▶ Problem requirements: From the listing below, pull out every line where the string "this" appears.

## start

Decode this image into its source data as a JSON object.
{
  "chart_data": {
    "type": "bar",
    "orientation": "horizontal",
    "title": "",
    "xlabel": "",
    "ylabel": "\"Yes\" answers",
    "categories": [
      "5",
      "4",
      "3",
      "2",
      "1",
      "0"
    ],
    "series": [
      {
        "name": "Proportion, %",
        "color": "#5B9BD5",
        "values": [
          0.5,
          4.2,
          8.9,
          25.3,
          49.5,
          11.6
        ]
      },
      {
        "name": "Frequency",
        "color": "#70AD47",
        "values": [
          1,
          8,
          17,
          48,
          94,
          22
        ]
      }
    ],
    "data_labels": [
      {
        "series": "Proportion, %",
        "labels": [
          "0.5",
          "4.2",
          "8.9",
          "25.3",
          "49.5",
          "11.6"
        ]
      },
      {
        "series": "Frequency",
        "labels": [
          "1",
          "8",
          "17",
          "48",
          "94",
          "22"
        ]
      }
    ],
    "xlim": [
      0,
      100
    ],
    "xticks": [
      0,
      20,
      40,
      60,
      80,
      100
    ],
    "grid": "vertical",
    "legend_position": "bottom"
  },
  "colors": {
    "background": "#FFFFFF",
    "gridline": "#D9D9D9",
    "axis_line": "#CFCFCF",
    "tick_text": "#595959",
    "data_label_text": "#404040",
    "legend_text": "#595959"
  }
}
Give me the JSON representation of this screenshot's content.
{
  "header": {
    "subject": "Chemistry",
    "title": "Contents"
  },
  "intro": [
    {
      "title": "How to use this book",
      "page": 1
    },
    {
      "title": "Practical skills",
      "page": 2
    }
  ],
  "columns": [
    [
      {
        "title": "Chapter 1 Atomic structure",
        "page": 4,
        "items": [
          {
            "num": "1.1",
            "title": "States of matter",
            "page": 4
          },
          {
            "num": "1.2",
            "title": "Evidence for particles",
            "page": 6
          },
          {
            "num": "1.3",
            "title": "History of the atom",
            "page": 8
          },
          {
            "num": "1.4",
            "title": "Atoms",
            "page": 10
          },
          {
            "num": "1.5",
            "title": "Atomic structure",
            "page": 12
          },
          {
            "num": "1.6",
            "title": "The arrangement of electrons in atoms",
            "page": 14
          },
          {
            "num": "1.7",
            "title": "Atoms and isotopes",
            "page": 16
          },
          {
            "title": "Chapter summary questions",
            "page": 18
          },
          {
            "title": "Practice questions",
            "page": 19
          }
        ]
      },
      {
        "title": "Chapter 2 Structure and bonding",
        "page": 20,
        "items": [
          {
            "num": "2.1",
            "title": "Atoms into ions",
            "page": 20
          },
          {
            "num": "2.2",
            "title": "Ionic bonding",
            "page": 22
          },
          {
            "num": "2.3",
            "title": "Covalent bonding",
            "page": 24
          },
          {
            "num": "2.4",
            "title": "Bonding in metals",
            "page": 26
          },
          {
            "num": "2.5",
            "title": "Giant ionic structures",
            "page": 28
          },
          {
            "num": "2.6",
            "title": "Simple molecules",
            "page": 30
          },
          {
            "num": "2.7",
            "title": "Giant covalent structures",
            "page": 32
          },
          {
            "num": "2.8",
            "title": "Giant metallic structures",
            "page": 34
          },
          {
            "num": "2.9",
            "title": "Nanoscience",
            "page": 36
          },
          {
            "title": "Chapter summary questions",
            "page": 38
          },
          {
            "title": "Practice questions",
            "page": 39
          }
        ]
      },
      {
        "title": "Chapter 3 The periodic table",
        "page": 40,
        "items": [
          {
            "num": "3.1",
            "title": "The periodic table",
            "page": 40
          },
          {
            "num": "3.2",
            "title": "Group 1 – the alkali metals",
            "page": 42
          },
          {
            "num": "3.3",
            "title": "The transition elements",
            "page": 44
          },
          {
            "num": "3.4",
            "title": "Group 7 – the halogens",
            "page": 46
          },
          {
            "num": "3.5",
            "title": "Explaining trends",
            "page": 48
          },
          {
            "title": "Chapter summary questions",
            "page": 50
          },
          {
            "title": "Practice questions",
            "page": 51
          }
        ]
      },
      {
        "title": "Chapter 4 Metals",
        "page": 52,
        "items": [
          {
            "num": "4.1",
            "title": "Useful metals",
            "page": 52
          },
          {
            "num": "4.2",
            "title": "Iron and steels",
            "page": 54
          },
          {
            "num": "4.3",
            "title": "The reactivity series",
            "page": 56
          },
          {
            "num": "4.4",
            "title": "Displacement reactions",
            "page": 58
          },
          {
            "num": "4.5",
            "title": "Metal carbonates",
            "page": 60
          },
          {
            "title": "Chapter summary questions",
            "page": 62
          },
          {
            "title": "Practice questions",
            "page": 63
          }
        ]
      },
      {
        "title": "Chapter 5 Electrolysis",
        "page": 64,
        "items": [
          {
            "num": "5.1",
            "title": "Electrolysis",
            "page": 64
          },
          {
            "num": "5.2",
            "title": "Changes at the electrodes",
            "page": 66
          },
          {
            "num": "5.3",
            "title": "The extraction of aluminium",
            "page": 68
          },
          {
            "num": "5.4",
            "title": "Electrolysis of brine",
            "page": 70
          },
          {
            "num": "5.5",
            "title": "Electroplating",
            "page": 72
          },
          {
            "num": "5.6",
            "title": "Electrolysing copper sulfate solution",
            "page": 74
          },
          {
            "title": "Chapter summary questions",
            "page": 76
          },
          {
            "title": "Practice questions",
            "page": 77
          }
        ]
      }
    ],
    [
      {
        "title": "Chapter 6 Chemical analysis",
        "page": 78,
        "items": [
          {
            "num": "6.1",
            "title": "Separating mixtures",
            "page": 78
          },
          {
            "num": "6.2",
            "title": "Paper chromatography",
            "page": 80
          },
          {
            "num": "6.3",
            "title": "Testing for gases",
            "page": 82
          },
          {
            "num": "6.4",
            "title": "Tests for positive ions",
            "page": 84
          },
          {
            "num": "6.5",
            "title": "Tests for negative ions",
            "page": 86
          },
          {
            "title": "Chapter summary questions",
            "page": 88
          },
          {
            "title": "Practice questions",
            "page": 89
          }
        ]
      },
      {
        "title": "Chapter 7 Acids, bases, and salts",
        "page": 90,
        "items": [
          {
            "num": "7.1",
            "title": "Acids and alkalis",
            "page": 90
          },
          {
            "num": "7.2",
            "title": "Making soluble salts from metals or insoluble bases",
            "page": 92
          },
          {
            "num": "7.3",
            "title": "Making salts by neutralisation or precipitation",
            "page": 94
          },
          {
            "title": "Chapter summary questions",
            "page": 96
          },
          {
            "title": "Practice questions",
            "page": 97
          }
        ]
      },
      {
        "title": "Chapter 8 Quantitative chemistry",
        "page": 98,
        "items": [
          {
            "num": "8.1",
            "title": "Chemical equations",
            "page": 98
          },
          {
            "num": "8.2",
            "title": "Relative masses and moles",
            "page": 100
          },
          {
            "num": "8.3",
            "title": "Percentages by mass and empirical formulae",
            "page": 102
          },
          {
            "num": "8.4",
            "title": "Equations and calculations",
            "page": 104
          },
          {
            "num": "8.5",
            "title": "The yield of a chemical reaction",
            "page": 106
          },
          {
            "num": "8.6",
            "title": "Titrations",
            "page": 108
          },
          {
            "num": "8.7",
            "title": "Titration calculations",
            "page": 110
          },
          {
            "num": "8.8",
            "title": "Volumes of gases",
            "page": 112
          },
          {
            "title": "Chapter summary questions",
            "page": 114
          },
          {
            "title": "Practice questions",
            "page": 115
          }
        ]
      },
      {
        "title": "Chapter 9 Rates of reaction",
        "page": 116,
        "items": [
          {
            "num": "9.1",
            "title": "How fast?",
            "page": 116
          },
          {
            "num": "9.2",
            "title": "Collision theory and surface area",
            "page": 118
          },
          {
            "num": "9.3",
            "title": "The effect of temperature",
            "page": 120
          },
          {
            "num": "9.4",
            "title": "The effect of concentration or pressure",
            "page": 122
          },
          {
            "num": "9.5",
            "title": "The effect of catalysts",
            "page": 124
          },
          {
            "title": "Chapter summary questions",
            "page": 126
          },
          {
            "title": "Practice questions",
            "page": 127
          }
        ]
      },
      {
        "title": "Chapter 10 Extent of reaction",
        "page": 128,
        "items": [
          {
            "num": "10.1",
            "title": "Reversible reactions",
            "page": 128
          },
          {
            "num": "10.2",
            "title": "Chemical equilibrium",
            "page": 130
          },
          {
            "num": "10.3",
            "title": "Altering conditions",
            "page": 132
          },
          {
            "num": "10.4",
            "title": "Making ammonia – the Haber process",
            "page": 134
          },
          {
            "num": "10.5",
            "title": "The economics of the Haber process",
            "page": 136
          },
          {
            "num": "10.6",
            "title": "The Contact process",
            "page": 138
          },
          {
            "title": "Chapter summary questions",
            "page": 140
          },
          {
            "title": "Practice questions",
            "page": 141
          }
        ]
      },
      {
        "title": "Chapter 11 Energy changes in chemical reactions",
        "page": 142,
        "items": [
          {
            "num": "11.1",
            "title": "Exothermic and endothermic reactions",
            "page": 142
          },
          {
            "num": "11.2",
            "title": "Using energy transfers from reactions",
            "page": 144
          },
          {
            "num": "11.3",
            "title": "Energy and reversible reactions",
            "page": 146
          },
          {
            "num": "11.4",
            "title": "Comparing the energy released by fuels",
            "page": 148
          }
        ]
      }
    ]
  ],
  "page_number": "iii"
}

## end

▶ Expected answer:
Decode this image into its source data as a JSON object.
Give me the JSON representation of this screenshot's content.
      "title": "How to use this book",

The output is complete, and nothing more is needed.